What to produce
Copy each of the items below word for word, leaving the pictures out of your answer.

Spatial annotation items
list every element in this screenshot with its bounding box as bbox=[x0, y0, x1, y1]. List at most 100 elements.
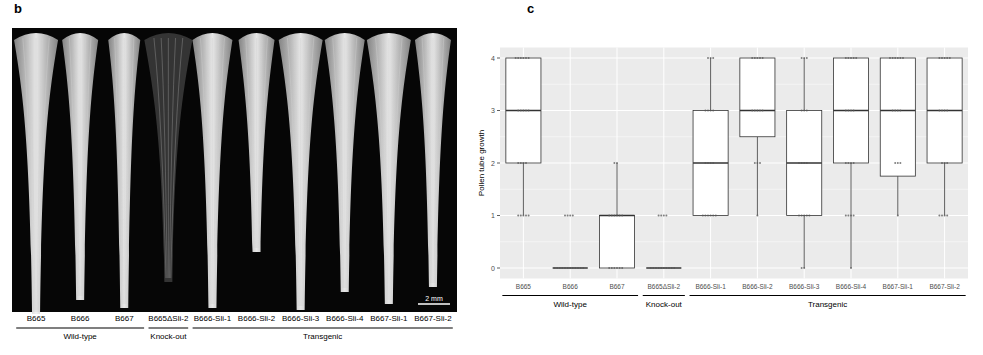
point bbox=[944, 57, 946, 59]
y-tick-label: 3 bbox=[491, 107, 495, 114]
point bbox=[754, 110, 756, 112]
median bbox=[833, 110, 868, 112]
pistil-fiber bbox=[333, 38, 343, 288]
point bbox=[554, 267, 556, 269]
pistil bbox=[239, 33, 275, 252]
point bbox=[673, 267, 675, 269]
point bbox=[580, 267, 582, 269]
pistil-fiber bbox=[83, 38, 91, 296]
point bbox=[707, 110, 709, 112]
point bbox=[660, 267, 662, 269]
pistil-fiber bbox=[347, 38, 357, 288]
sample-label: B665ΔSli-2 bbox=[148, 314, 189, 323]
plot-background bbox=[500, 48, 968, 279]
point bbox=[522, 110, 524, 112]
point bbox=[665, 267, 667, 269]
whisker-high bbox=[804, 58, 805, 111]
point bbox=[759, 162, 761, 164]
point bbox=[710, 57, 712, 59]
point bbox=[762, 57, 764, 59]
group-label: Wild-type bbox=[554, 300, 588, 309]
whisker-low bbox=[944, 163, 945, 216]
pistil-fiber bbox=[422, 38, 430, 283]
pistil-fiber bbox=[287, 38, 298, 306]
point bbox=[894, 162, 896, 164]
point bbox=[522, 57, 524, 59]
point bbox=[847, 215, 849, 217]
point bbox=[712, 162, 714, 164]
point bbox=[806, 57, 808, 59]
pistil bbox=[415, 33, 451, 287]
point bbox=[582, 267, 584, 269]
point bbox=[517, 110, 519, 112]
group-line bbox=[643, 295, 685, 296]
group-label: Wild-type bbox=[63, 332, 97, 341]
point bbox=[855, 57, 857, 59]
point bbox=[663, 215, 665, 217]
point bbox=[946, 110, 948, 112]
group-line bbox=[193, 327, 453, 328]
point bbox=[655, 267, 657, 269]
point bbox=[754, 162, 756, 164]
point bbox=[889, 57, 891, 59]
point bbox=[803, 215, 805, 217]
group-line bbox=[16, 327, 144, 328]
pistil-fiber bbox=[206, 38, 211, 304]
point bbox=[847, 57, 849, 59]
point bbox=[941, 57, 943, 59]
pistil-fiber bbox=[246, 38, 254, 248]
pistil-fiber bbox=[214, 38, 219, 304]
point bbox=[944, 215, 946, 217]
point bbox=[946, 57, 948, 59]
micrograph-background bbox=[12, 28, 457, 312]
point bbox=[528, 57, 530, 59]
point bbox=[808, 215, 810, 217]
point bbox=[847, 110, 849, 112]
point bbox=[845, 162, 847, 164]
point bbox=[650, 267, 652, 269]
x-tick-label: B666-Sli-3 bbox=[789, 283, 820, 290]
pistil-fiber bbox=[215, 38, 225, 304]
point bbox=[621, 267, 623, 269]
sample-label: B666-Sli-2 bbox=[238, 314, 276, 323]
pistil bbox=[108, 33, 140, 308]
point bbox=[525, 110, 527, 112]
point bbox=[517, 162, 519, 164]
point bbox=[944, 110, 946, 112]
point bbox=[941, 110, 943, 112]
pistil-fiber bbox=[119, 38, 123, 304]
point bbox=[938, 215, 940, 217]
x-tick-label: B665 bbox=[516, 283, 532, 290]
point bbox=[801, 57, 803, 59]
box bbox=[599, 216, 634, 269]
figure: bB665B666B667B665ΔSli-2B666-Sli-1B666-Sl… bbox=[0, 0, 983, 355]
median bbox=[740, 110, 775, 112]
box bbox=[927, 58, 962, 163]
point bbox=[944, 162, 946, 164]
y-tick bbox=[497, 58, 500, 59]
point bbox=[762, 110, 764, 112]
point bbox=[941, 162, 943, 164]
pistil bbox=[14, 33, 58, 314]
box bbox=[740, 58, 775, 137]
group-line bbox=[149, 327, 189, 328]
point bbox=[803, 110, 805, 112]
pistil-fiber bbox=[432, 38, 433, 283]
point bbox=[520, 110, 522, 112]
box bbox=[787, 111, 822, 216]
y-tick-label: 0 bbox=[491, 265, 495, 272]
pistil bbox=[325, 33, 365, 292]
point bbox=[853, 215, 855, 217]
pistil-fiber bbox=[161, 38, 167, 278]
pistil-fiber bbox=[376, 38, 387, 300]
point bbox=[756, 110, 758, 112]
pistil-fiber bbox=[168, 38, 169, 278]
group-line bbox=[502, 295, 638, 296]
point bbox=[847, 162, 849, 164]
grid-line-x bbox=[710, 48, 711, 279]
point bbox=[520, 57, 522, 59]
pistil-fiber bbox=[300, 38, 301, 306]
point bbox=[616, 267, 618, 269]
pistil-fiber bbox=[339, 38, 344, 288]
sample-label: B667-Sli-2 bbox=[414, 314, 452, 323]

Solution below
list every element in this screenshot with its bounding box as bbox=[x0, y0, x1, y1]. List at most 100 elements.
point bbox=[944, 57, 946, 59]
y-tick-label: 3 bbox=[491, 107, 495, 114]
point bbox=[754, 110, 756, 112]
median bbox=[833, 110, 868, 112]
pistil-fiber bbox=[333, 38, 343, 288]
point bbox=[554, 267, 556, 269]
pistil bbox=[239, 33, 275, 252]
point bbox=[673, 267, 675, 269]
point bbox=[580, 267, 582, 269]
pistil-fiber bbox=[83, 38, 91, 296]
point bbox=[707, 110, 709, 112]
point bbox=[660, 267, 662, 269]
pistil-fiber bbox=[347, 38, 357, 288]
sample-label: B665ΔSli-2 bbox=[148, 314, 189, 323]
plot-background bbox=[500, 48, 968, 279]
point bbox=[522, 110, 524, 112]
point bbox=[665, 267, 667, 269]
whisker-high bbox=[804, 58, 805, 111]
point bbox=[759, 162, 761, 164]
point bbox=[710, 57, 712, 59]
point bbox=[762, 57, 764, 59]
group-label: Wild-type bbox=[554, 300, 588, 309]
whisker-low bbox=[944, 163, 945, 216]
pistil-fiber bbox=[422, 38, 430, 283]
pistil-fiber bbox=[287, 38, 298, 306]
point bbox=[894, 162, 896, 164]
point bbox=[522, 57, 524, 59]
point bbox=[847, 215, 849, 217]
point bbox=[712, 162, 714, 164]
point bbox=[806, 57, 808, 59]
pistil bbox=[415, 33, 451, 287]
point bbox=[582, 267, 584, 269]
point bbox=[517, 110, 519, 112]
group-line bbox=[643, 295, 685, 296]
group-label: Wild-type bbox=[63, 332, 97, 341]
point bbox=[855, 57, 857, 59]
point bbox=[663, 215, 665, 217]
point bbox=[946, 110, 948, 112]
group-line bbox=[193, 327, 453, 328]
point bbox=[655, 267, 657, 269]
point bbox=[754, 162, 756, 164]
point bbox=[889, 57, 891, 59]
point bbox=[803, 215, 805, 217]
group-line bbox=[16, 327, 144, 328]
pistil-fiber bbox=[206, 38, 211, 304]
point bbox=[847, 57, 849, 59]
point bbox=[941, 57, 943, 59]
pistil-fiber bbox=[246, 38, 254, 248]
pistil-fiber bbox=[214, 38, 219, 304]
point bbox=[944, 215, 946, 217]
point bbox=[946, 57, 948, 59]
micrograph-background bbox=[12, 28, 457, 312]
point bbox=[528, 57, 530, 59]
point bbox=[808, 215, 810, 217]
point bbox=[847, 110, 849, 112]
point bbox=[845, 162, 847, 164]
point bbox=[650, 267, 652, 269]
x-tick-label: B666-Sli-3 bbox=[789, 283, 820, 290]
pistil-fiber bbox=[215, 38, 225, 304]
point bbox=[621, 267, 623, 269]
sample-label: B666-Sli-2 bbox=[238, 314, 276, 323]
pistil bbox=[108, 33, 140, 308]
point bbox=[525, 110, 527, 112]
point bbox=[517, 162, 519, 164]
point bbox=[944, 110, 946, 112]
point bbox=[941, 110, 943, 112]
pistil-fiber bbox=[119, 38, 123, 304]
point bbox=[938, 215, 940, 217]
x-tick-label: B665 bbox=[516, 283, 532, 290]
point bbox=[801, 57, 803, 59]
box bbox=[599, 216, 634, 269]
figure: bB665B666B667B665ΔSli-2B666-Sli-1B666-Sl… bbox=[0, 0, 983, 355]
median bbox=[740, 110, 775, 112]
box bbox=[927, 58, 962, 163]
point bbox=[944, 162, 946, 164]
y-tick bbox=[497, 58, 500, 59]
point bbox=[762, 110, 764, 112]
point bbox=[941, 162, 943, 164]
pistil bbox=[14, 33, 58, 314]
box bbox=[740, 58, 775, 137]
group-line bbox=[149, 327, 189, 328]
point bbox=[803, 110, 805, 112]
pistil-fiber bbox=[432, 38, 433, 283]
point bbox=[520, 110, 522, 112]
box bbox=[787, 111, 822, 216]
y-tick-label: 0 bbox=[491, 265, 495, 272]
pistil bbox=[325, 33, 365, 292]
point bbox=[853, 215, 855, 217]
pistil-fiber bbox=[161, 38, 167, 278]
pistil-fiber bbox=[376, 38, 387, 300]
point bbox=[756, 110, 758, 112]
pistil-fiber bbox=[168, 38, 169, 278]
group-line bbox=[502, 295, 638, 296]
point bbox=[847, 162, 849, 164]
grid-line-x bbox=[710, 48, 711, 279]
point bbox=[520, 57, 522, 59]
pistil-fiber bbox=[300, 38, 301, 306]
point bbox=[616, 267, 618, 269]
pistil-fiber bbox=[339, 38, 344, 288]
sample-label: B667-Sli-2 bbox=[414, 314, 452, 323]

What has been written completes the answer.